(What you need to do):
Output only the count of lines that contain "screenshot".

(Supplied information):
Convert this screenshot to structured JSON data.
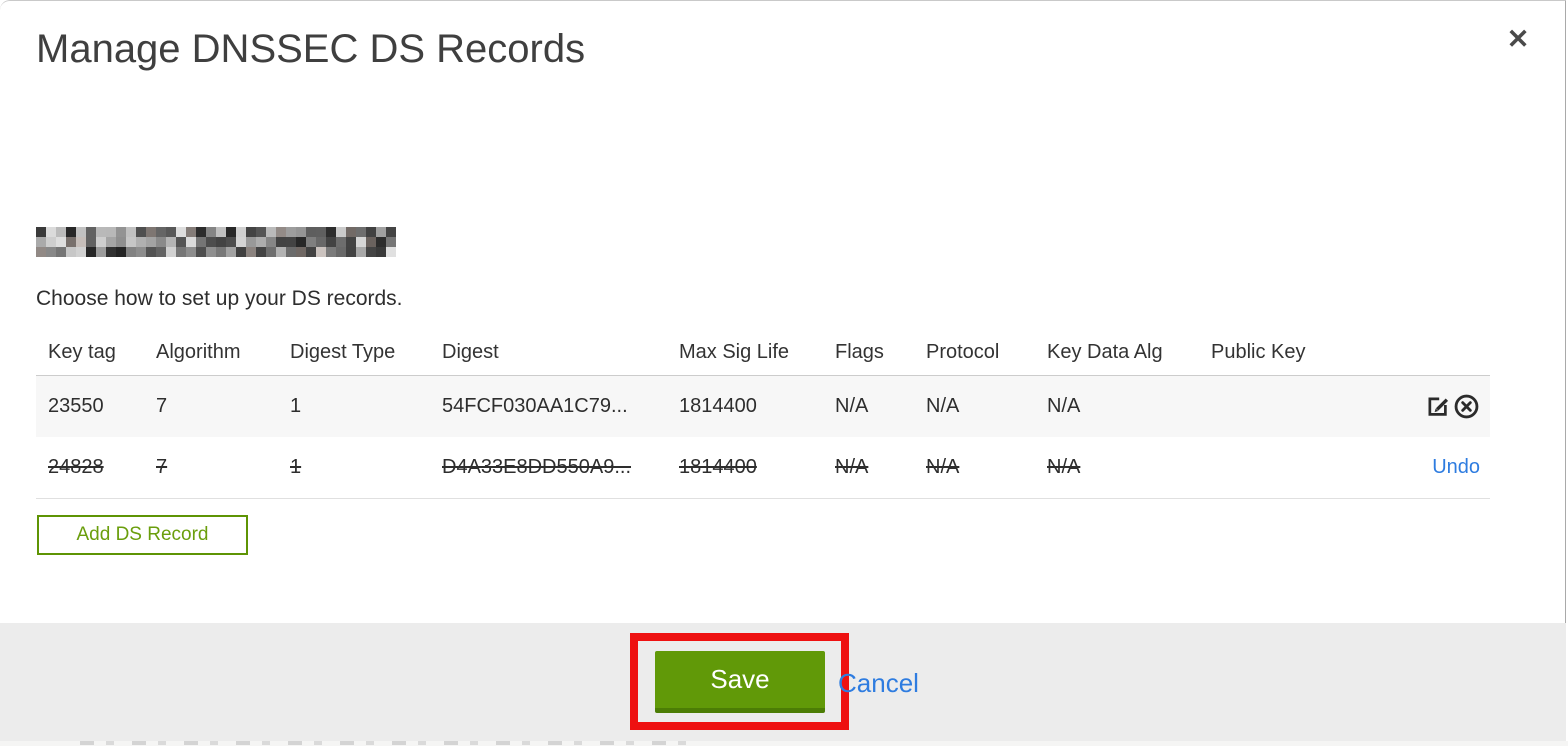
{
  "modal": {
    "title": "Manage DNSSEC DS Records",
    "close_label": "✕",
    "instruction": "Choose how to set up your DS records.",
    "domain_redacted": true
  },
  "table": {
    "columns": [
      "Key tag",
      "Algorithm",
      "Digest Type",
      "Digest",
      "Max Sig Life",
      "Flags",
      "Protocol",
      "Key Data Alg",
      "Public Key"
    ],
    "rows": [
      {
        "key_tag": "23550",
        "algorithm": "7",
        "digest_type": "1",
        "digest": "54FCF030AA1C79...",
        "max_sig_life": "1814400",
        "flags": "N/A",
        "protocol": "N/A",
        "key_data_alg": "N/A",
        "public_key": "",
        "state": "current",
        "actions": [
          "edit",
          "delete"
        ]
      },
      {
        "key_tag": "24828",
        "algorithm": "7",
        "digest_type": "1",
        "digest": "D4A33E8DD550A9...",
        "max_sig_life": "1814400",
        "flags": "N/A",
        "protocol": "N/A",
        "key_data_alg": "N/A",
        "public_key": "",
        "state": "deleted",
        "action_label": "Undo"
      }
    ]
  },
  "buttons": {
    "add_ds_record": "Add DS Record",
    "save": "Save",
    "cancel": "Cancel"
  },
  "annotations": {
    "highlight_target": "save-button",
    "highlight_color": "#ee1111"
  },
  "colors": {
    "primary_green": "#619908",
    "green_border": "#4c7d05",
    "link_blue": "#2e7ce0",
    "row_alt_gray": "#f7f7f7",
    "footer_gray": "#ececec"
  }
}
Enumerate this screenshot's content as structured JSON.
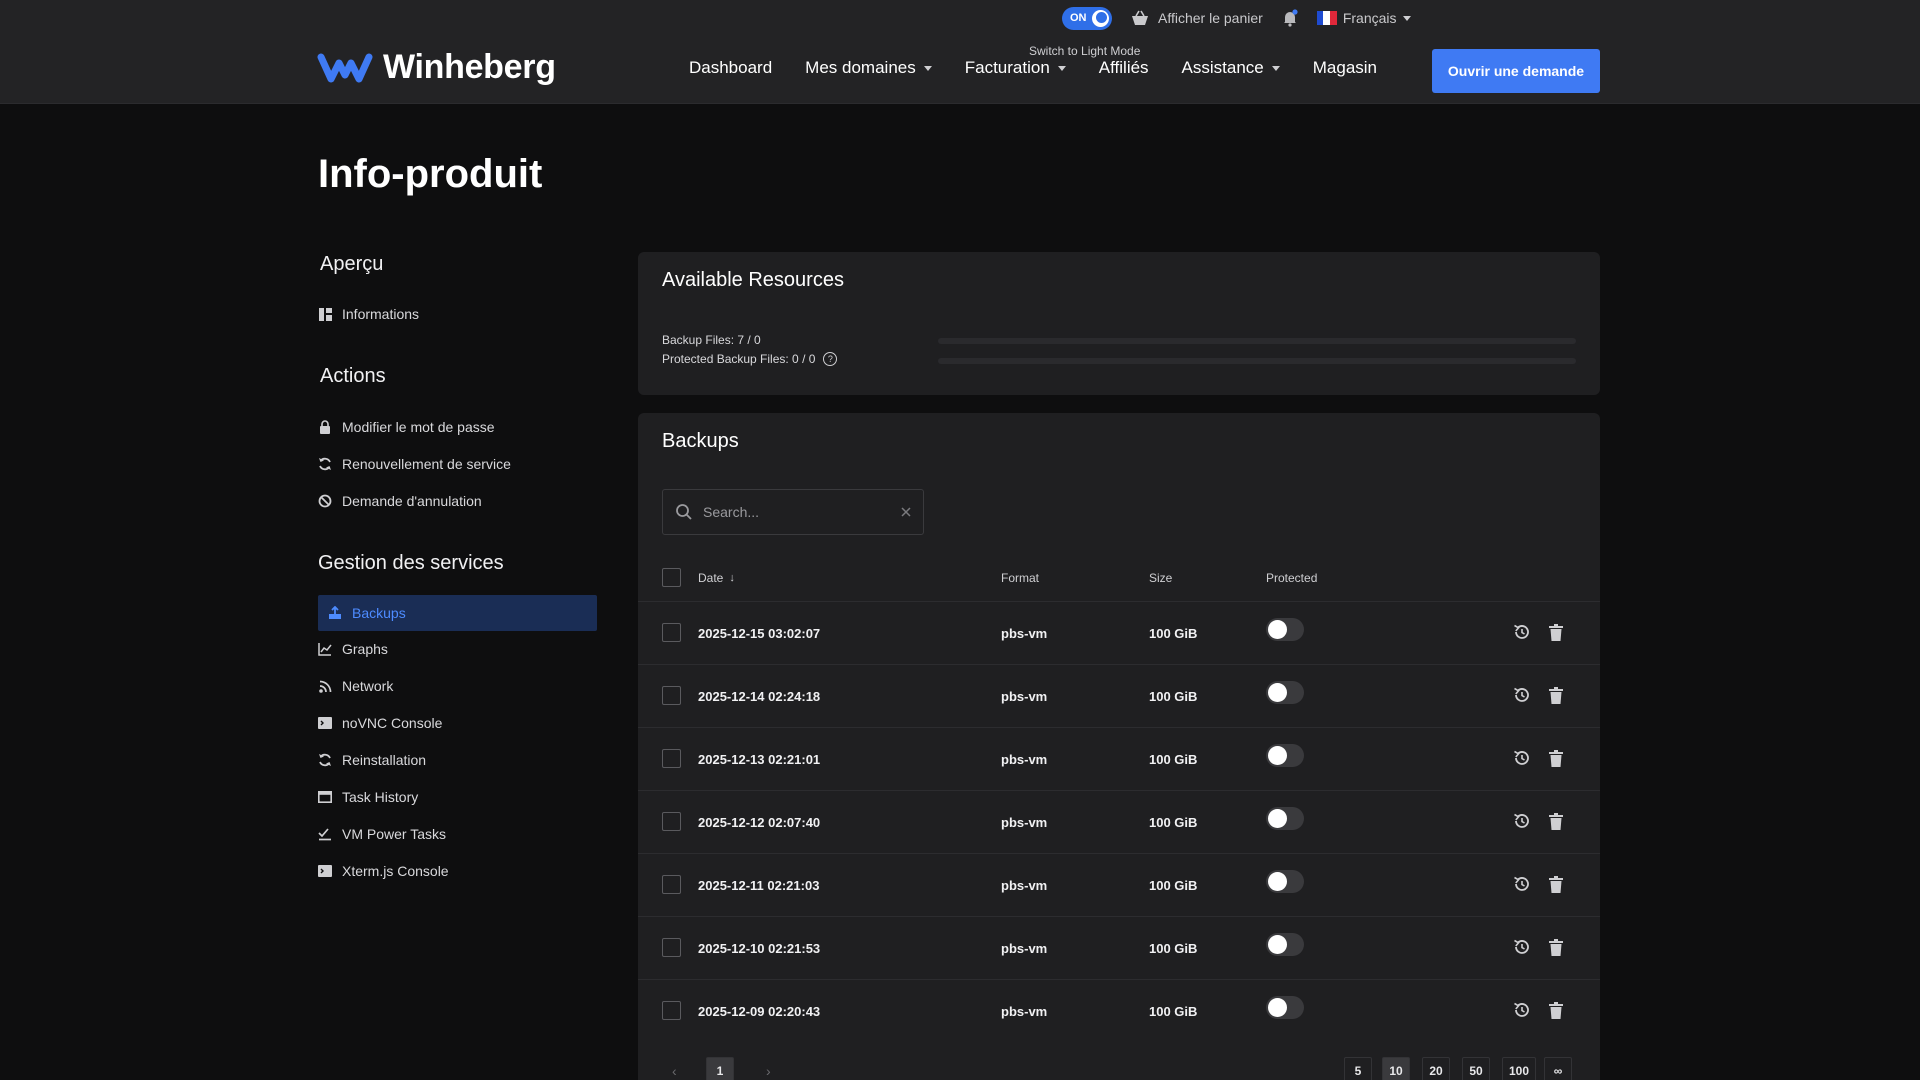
{
  "header": {
    "theme_toggle": {
      "label": "ON",
      "tooltip": "Switch to Light Mode"
    },
    "cart_label": "Afficher le panier",
    "language": {
      "label": "Français",
      "flag_colors": [
        "#1f4bd1",
        "#ffffff",
        "#e0283a"
      ]
    },
    "logo_text": "Winheberg",
    "nav": [
      {
        "label": "Dashboard",
        "dropdown": false
      },
      {
        "label": "Mes domaines",
        "dropdown": true
      },
      {
        "label": "Facturation",
        "dropdown": true
      },
      {
        "label": "Affiliés",
        "dropdown": false
      },
      {
        "label": "Assistance",
        "dropdown": true
      },
      {
        "label": "Magasin",
        "dropdown": false
      }
    ],
    "cta_label": "Ouvrir une demande"
  },
  "page_title": "Info-produit",
  "sidebar": {
    "overview": {
      "heading": "Aperçu",
      "items": [
        {
          "label": "Informations",
          "icon": "grid-icon"
        }
      ]
    },
    "actions": {
      "heading": "Actions",
      "items": [
        {
          "label": "Modifier le mot de passe",
          "icon": "lock-icon"
        },
        {
          "label": "Renouvellement de service",
          "icon": "refresh-icon"
        },
        {
          "label": "Demande d'annulation",
          "icon": "ban-icon"
        }
      ]
    },
    "services": {
      "heading": "Gestion des services",
      "items": [
        {
          "label": "Backups",
          "icon": "backup-icon",
          "active": true
        },
        {
          "label": "Graphs",
          "icon": "chart-icon"
        },
        {
          "label": "Network",
          "icon": "rss-icon"
        },
        {
          "label": "noVNC Console",
          "icon": "console-icon"
        },
        {
          "label": "Reinstallation",
          "icon": "refresh-icon"
        },
        {
          "label": "Task History",
          "icon": "window-icon"
        },
        {
          "label": "VM Power Tasks",
          "icon": "checklist-icon"
        },
        {
          "label": "Xterm.js Console",
          "icon": "console-icon"
        }
      ]
    }
  },
  "resources": {
    "title": "Available Resources",
    "items": [
      {
        "label": "Backup Files: 7 / 0",
        "fill_fraction": 0
      },
      {
        "label": "Protected Backup Files: 0 / 0",
        "fill_fraction": 0,
        "help": true
      }
    ]
  },
  "backups": {
    "title": "Backups",
    "search_placeholder": "Search...",
    "columns": {
      "date": "Date",
      "format": "Format",
      "size": "Size",
      "protected": "Protected"
    },
    "rows": [
      {
        "date": "2025-12-15 03:02:07",
        "format": "pbs-vm",
        "size": "100 GiB",
        "protected": false
      },
      {
        "date": "2025-12-14 02:24:18",
        "format": "pbs-vm",
        "size": "100 GiB",
        "protected": false
      },
      {
        "date": "2025-12-13 02:21:01",
        "format": "pbs-vm",
        "size": "100 GiB",
        "protected": false
      },
      {
        "date": "2025-12-12 02:07:40",
        "format": "pbs-vm",
        "size": "100 GiB",
        "protected": false
      },
      {
        "date": "2025-12-11 02:21:03",
        "format": "pbs-vm",
        "size": "100 GiB",
        "protected": false
      },
      {
        "date": "2025-12-10 02:21:53",
        "format": "pbs-vm",
        "size": "100 GiB",
        "protected": false
      },
      {
        "date": "2025-12-09 02:20:43",
        "format": "pbs-vm",
        "size": "100 GiB",
        "protected": false
      }
    ],
    "pagination": {
      "prev": "‹",
      "next": "›",
      "current_page": "1",
      "page_sizes": [
        "5",
        "10",
        "20",
        "50",
        "100",
        "∞"
      ],
      "selected_size": "10"
    }
  }
}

(Written solution):
2